> [THE REQUEST]
Tally the lines below that contain "plain". The number is the whole answer.
begin AVAILABLE RECORDS
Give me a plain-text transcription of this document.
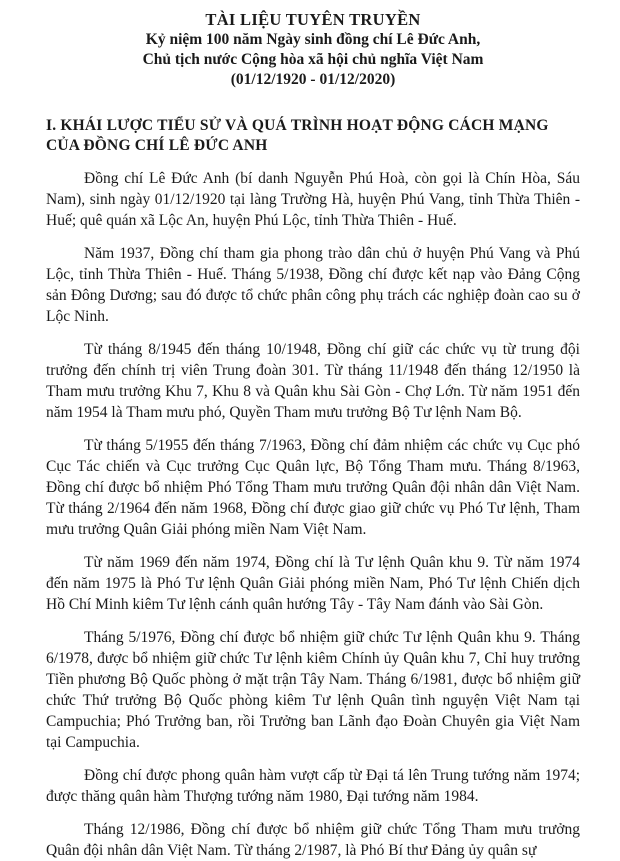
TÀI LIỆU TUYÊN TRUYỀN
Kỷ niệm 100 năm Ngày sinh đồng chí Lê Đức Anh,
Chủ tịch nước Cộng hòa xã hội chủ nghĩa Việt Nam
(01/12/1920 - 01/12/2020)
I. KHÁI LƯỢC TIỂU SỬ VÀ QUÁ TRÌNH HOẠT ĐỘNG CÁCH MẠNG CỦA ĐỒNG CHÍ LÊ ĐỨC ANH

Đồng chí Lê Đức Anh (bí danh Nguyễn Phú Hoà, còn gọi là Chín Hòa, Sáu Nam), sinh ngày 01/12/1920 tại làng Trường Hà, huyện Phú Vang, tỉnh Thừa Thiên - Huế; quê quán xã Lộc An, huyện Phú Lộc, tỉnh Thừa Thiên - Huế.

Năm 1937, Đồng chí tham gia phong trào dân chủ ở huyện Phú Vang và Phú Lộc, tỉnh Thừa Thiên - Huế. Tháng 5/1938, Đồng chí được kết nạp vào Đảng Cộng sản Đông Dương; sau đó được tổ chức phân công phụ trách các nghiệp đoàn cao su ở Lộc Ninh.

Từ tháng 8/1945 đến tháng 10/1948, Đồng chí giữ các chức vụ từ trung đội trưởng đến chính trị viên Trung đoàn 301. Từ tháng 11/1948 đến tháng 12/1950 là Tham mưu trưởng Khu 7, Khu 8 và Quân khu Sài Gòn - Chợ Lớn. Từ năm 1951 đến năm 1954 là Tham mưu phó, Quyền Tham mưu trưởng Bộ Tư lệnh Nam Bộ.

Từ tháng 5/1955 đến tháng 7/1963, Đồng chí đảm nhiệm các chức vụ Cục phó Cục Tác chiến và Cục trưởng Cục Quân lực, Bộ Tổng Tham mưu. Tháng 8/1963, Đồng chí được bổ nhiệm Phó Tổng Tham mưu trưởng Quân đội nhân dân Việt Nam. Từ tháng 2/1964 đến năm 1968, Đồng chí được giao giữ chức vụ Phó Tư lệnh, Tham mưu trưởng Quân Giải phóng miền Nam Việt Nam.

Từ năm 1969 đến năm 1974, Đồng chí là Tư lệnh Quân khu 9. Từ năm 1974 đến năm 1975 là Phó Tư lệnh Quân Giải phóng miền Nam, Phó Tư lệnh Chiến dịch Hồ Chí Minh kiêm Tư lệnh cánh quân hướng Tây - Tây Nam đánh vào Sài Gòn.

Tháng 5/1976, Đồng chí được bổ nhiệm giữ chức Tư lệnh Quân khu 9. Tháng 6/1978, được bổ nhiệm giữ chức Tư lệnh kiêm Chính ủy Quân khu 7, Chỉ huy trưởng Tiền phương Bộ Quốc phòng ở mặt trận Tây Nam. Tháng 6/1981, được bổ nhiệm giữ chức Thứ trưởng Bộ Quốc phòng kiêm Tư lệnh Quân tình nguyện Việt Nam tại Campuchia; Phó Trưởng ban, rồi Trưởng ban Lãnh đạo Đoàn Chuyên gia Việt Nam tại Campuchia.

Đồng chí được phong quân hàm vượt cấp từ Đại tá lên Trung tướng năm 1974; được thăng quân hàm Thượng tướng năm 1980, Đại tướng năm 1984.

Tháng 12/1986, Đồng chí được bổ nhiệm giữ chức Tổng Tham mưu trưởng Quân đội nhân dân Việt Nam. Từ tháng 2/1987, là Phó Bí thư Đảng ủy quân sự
end AVAILABLE RECORDS
begin AVAILABLE RECORDS
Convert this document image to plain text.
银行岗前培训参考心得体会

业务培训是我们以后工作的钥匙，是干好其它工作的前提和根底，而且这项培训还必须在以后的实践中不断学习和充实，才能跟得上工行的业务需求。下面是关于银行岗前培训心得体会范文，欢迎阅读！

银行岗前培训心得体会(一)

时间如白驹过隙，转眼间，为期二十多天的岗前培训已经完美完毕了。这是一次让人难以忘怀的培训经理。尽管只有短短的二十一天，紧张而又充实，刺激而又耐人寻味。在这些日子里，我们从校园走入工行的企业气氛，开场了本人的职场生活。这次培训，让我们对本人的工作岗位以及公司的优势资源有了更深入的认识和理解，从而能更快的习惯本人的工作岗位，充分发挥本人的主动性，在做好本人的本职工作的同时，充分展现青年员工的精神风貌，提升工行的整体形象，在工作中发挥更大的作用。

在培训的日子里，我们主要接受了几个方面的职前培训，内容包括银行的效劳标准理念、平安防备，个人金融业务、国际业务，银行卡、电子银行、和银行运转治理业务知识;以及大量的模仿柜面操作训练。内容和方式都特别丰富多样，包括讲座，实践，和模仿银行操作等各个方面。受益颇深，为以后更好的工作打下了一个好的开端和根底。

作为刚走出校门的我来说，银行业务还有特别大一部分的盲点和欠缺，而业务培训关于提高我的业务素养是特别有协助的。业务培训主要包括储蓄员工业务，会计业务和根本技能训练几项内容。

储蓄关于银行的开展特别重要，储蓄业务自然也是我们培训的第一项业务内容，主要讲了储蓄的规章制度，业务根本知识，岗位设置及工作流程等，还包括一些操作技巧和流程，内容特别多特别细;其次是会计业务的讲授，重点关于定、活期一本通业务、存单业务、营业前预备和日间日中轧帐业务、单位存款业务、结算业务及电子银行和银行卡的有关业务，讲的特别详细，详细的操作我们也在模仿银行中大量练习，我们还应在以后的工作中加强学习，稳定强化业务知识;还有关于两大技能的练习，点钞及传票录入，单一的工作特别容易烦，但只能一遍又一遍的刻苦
end AVAILABLE RECORDS
> [SOLVED EXERCISE]
2